What is needed: Leave the pictures out and print every record below exactly as it stands.
-.-.-
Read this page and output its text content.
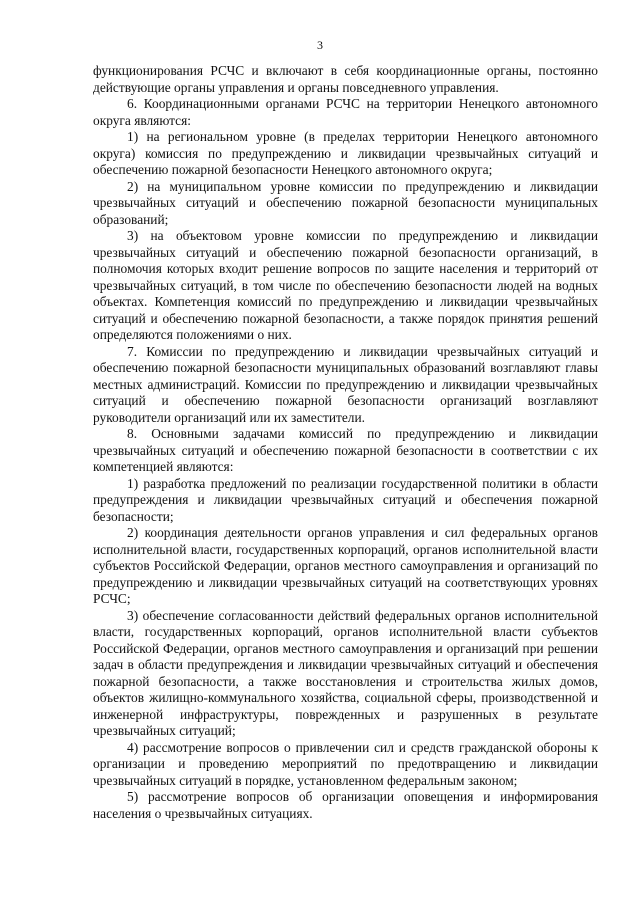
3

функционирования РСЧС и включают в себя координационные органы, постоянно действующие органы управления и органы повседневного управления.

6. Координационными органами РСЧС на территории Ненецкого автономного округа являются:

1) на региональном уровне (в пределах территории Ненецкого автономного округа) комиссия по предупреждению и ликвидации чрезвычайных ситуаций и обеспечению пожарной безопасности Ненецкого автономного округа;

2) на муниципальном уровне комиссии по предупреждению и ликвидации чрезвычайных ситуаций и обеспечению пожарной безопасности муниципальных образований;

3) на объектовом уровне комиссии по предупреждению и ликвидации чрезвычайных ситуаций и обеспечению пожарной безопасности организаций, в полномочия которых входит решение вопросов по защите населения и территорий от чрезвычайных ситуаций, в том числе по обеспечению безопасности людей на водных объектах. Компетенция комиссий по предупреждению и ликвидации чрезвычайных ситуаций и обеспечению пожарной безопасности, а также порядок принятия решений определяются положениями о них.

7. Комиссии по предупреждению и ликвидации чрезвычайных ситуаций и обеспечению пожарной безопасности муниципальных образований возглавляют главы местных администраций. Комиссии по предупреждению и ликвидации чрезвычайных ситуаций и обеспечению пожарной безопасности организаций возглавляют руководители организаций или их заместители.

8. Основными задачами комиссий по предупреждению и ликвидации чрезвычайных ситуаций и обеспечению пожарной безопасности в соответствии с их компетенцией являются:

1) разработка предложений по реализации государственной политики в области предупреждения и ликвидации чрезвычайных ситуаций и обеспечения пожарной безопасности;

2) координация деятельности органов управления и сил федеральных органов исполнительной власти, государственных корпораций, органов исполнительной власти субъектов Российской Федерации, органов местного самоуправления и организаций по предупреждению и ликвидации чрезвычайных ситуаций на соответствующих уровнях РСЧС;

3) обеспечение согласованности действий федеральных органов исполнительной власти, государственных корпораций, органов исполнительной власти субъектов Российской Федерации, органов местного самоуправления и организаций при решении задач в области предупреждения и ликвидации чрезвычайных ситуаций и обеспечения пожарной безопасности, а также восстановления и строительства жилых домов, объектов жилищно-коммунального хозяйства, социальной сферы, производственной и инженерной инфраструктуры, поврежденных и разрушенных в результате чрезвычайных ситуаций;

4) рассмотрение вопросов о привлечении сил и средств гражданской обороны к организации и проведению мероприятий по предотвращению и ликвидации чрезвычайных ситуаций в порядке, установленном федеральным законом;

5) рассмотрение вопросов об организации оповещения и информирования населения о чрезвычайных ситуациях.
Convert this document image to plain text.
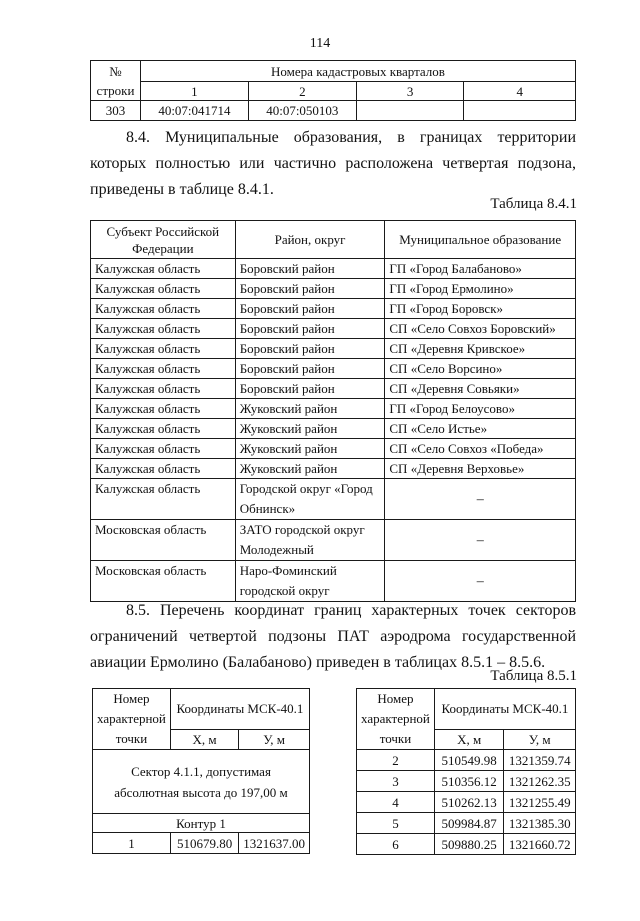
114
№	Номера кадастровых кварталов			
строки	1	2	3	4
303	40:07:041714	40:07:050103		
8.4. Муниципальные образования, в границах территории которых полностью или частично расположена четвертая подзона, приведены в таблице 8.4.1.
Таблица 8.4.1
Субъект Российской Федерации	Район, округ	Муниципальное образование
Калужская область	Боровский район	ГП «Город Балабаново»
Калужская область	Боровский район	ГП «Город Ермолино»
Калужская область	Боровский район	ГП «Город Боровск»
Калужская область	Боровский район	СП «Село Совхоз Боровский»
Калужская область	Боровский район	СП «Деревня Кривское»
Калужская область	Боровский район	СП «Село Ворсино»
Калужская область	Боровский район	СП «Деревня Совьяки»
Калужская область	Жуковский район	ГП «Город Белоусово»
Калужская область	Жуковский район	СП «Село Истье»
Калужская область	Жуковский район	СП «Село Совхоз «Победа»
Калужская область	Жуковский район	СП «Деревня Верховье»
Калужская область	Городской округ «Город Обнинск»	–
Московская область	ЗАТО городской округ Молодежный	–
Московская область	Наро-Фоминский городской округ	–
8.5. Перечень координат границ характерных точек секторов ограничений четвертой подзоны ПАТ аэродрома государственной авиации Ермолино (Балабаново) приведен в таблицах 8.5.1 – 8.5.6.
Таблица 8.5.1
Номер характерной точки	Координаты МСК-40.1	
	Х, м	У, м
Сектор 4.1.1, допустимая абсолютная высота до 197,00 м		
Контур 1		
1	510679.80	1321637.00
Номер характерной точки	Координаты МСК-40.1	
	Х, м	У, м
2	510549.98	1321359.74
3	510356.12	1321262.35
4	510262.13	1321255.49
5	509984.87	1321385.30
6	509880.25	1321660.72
-.-.-
The result:
Read this page and output its text content.
3

функционирования РСЧС и включают в себя координационные органы, постоянно действующие органы управления и органы повседневного управления.

6. Координационными органами РСЧС на территории Ненецкого автономного округа являются:

1) на региональном уровне (в пределах территории Ненецкого автономного округа) комиссия по предупреждению и ликвидации чрезвычайных ситуаций и обеспечению пожарной безопасности Ненецкого автономного округа;

2) на муниципальном уровне комиссии по предупреждению и ликвидации чрезвычайных ситуаций и обеспечению пожарной безопасности муниципальных образований;

3) на объектовом уровне комиссии по предупреждению и ликвидации чрезвычайных ситуаций и обеспечению пожарной безопасности организаций, в полномочия которых входит решение вопросов по защите населения и территорий от чрезвычайных ситуаций, в том числе по обеспечению безопасности людей на водных объектах. Компетенция комиссий по предупреждению и ликвидации чрезвычайных ситуаций и обеспечению пожарной безопасности, а также порядок принятия решений определяются положениями о них.

7. Комиссии по предупреждению и ликвидации чрезвычайных ситуаций и обеспечению пожарной безопасности муниципальных образований возглавляют главы местных администраций. Комиссии по предупреждению и ликвидации чрезвычайных ситуаций и обеспечению пожарной безопасности организаций возглавляют руководители организаций или их заместители.

8. Основными задачами комиссий по предупреждению и ликвидации чрезвычайных ситуаций и обеспечению пожарной безопасности в соответствии с их компетенцией являются:

1) разработка предложений по реализации государственной политики в области предупреждения и ликвидации чрезвычайных ситуаций и обеспечения пожарной безопасности;

2) координация деятельности органов управления и сил федеральных органов исполнительной власти, государственных корпораций, органов исполнительной власти субъектов Российской Федерации, органов местного самоуправления и организаций по предупреждению и ликвидации чрезвычайных ситуаций на соответствующих уровнях РСЧС;

3) обеспечение согласованности действий федеральных органов исполнительной власти, государственных корпораций, органов исполнительной власти субъектов Российской Федерации, органов местного самоуправления и организаций при решении задач в области предупреждения и ликвидации чрезвычайных ситуаций и обеспечения пожарной безопасности, а также восстановления и строительства жилых домов, объектов жилищно-коммунального хозяйства, социальной сферы, производственной и инженерной инфраструктуры, поврежденных и разрушенных в результате чрезвычайных ситуаций;

4) рассмотрение вопросов о привлечении сил и средств гражданской обороны к организации и проведению мероприятий по предотвращению и ликвидации чрезвычайных ситуаций в порядке, установленном федеральным законом;

5) рассмотрение вопросов об организации оповещения и информирования населения о чрезвычайных ситуациях.
Convert this document image to plain text.
114
№	Номера кадастровых кварталов			
строки	1	2	3	4
303	40:07:041714	40:07:050103		
8.4. Муниципальные образования, в границах территории которых полностью или частично расположена четвертая подзона, приведены в таблице 8.4.1.
Таблица 8.4.1
Субъект Российской Федерации	Район, округ	Муниципальное образование
Калужская область	Боровский район	ГП «Город Балабаново»
Калужская область	Боровский район	ГП «Город Ермолино»
Калужская область	Боровский район	ГП «Город Боровск»
Калужская область	Боровский район	СП «Село Совхоз Боровский»
Калужская область	Боровский район	СП «Деревня Кривское»
Калужская область	Боровский район	СП «Село Ворсино»
Калужская область	Боровский район	СП «Деревня Совьяки»
Калужская область	Жуковский район	ГП «Город Белоусово»
Калужская область	Жуковский район	СП «Село Истье»
Калужская область	Жуковский район	СП «Село Совхоз «Победа»
Калужская область	Жуковский район	СП «Деревня Верховье»
Калужская область	Городской округ «Город Обнинск»	–
Московская область	ЗАТО городской округ Молодежный	–
Московская область	Наро-Фоминский городской округ	–
8.5. Перечень координат границ характерных точек секторов ограничений четвертой подзоны ПАТ аэродрома государственной авиации Ермолино (Балабаново) приведен в таблицах 8.5.1 – 8.5.6.
Таблица 8.5.1
Номер характерной точки	Координаты МСК-40.1	
	Х, м	У, м
Сектор 4.1.1, допустимая абсолютная высота до 197,00 м		
Контур 1		
1	510679.80	1321637.00
Номер характерной точки	Координаты МСК-40.1	
	Х, м	У, м
2	510549.98	1321359.74
3	510356.12	1321262.35
4	510262.13	1321255.49
5	509984.87	1321385.30
6	509880.25	1321660.72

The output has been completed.